• Supplied records:
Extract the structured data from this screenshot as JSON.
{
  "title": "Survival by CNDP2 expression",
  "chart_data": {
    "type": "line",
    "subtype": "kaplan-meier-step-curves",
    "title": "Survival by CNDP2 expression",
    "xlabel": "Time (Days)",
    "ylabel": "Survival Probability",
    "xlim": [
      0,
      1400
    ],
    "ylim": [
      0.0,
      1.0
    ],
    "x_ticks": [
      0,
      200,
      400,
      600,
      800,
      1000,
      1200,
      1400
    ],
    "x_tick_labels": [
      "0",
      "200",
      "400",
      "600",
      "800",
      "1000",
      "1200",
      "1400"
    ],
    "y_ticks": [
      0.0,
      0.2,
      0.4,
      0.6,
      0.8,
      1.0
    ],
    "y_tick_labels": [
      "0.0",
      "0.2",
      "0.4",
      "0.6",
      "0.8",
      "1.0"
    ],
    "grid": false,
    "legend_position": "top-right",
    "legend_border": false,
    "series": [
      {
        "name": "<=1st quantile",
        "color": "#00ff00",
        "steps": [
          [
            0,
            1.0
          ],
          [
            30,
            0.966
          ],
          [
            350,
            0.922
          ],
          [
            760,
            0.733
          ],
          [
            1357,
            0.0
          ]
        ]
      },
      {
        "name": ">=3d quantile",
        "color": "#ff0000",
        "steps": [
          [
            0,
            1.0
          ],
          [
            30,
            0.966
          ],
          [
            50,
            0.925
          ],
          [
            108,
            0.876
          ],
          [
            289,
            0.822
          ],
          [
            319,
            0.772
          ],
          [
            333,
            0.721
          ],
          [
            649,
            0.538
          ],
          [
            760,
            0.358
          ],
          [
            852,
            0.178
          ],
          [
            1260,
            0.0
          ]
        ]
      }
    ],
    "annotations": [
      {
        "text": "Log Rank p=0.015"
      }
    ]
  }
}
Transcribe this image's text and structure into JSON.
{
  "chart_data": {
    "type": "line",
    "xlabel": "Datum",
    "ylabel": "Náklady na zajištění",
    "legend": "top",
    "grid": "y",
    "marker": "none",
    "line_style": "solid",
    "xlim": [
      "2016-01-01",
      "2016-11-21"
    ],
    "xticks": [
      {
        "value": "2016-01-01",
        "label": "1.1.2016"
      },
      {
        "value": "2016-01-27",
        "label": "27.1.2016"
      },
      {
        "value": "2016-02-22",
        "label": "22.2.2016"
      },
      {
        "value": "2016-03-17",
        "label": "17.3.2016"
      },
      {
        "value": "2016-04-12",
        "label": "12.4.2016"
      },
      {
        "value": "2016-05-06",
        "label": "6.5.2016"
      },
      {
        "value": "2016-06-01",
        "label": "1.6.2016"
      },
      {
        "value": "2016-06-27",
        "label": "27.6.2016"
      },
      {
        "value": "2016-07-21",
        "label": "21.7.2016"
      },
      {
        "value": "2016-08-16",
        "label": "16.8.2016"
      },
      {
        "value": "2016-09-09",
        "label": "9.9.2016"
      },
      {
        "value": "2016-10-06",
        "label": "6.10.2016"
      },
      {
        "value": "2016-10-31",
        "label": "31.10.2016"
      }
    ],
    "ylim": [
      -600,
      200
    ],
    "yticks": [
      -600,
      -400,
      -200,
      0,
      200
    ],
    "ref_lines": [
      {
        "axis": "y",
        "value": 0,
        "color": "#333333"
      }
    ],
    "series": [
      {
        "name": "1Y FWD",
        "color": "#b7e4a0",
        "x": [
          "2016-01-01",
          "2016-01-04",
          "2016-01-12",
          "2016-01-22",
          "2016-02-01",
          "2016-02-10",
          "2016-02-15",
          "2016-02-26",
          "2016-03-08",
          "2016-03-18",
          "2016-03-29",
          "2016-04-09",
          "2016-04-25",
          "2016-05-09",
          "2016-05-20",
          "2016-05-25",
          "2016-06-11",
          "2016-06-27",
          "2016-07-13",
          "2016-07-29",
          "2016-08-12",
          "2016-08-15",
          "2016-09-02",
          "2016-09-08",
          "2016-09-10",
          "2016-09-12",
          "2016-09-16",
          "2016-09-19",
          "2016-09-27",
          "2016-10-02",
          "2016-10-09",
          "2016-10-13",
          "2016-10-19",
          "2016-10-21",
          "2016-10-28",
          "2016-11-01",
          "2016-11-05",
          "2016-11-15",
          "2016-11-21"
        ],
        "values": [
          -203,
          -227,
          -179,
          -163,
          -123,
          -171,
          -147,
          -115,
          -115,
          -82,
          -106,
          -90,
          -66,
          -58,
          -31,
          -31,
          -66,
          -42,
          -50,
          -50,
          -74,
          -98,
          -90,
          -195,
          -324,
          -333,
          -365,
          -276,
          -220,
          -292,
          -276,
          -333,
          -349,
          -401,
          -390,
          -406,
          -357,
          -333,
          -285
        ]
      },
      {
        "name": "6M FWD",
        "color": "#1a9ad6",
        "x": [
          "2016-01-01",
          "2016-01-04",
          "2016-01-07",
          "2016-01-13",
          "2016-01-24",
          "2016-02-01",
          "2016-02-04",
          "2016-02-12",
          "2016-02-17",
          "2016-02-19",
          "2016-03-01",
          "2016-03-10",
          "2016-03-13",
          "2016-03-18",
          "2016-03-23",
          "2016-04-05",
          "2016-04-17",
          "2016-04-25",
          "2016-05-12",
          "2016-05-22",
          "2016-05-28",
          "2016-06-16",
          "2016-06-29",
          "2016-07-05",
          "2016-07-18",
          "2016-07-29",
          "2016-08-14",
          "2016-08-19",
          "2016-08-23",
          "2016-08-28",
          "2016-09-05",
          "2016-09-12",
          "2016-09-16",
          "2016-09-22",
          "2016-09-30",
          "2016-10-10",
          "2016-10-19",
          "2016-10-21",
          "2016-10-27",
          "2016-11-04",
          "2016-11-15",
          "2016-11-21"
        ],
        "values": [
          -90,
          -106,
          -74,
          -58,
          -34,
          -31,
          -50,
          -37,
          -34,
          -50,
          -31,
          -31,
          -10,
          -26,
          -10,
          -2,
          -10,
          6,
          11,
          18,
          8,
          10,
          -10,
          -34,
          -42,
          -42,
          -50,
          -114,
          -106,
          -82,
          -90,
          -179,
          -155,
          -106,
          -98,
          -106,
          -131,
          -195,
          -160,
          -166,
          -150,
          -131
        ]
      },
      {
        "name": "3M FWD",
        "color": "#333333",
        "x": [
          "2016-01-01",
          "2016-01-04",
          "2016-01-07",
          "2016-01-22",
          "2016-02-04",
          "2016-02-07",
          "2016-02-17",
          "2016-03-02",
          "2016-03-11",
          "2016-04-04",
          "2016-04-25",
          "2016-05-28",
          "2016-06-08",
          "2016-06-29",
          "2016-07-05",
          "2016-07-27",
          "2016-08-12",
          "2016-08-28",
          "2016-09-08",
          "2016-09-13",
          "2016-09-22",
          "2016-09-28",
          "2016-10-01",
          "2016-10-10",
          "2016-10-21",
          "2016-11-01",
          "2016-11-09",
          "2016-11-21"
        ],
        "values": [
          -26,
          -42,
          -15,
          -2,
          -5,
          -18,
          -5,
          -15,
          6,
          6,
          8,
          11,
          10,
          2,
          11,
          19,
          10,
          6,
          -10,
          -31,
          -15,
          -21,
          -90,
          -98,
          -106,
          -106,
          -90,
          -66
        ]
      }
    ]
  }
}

• Written task: Look over the material above and show each line where "JSON" appears.

• Solved problem:
Extract the structured data from this screenshot as JSON.
Transcribe this image's text and structure into JSON.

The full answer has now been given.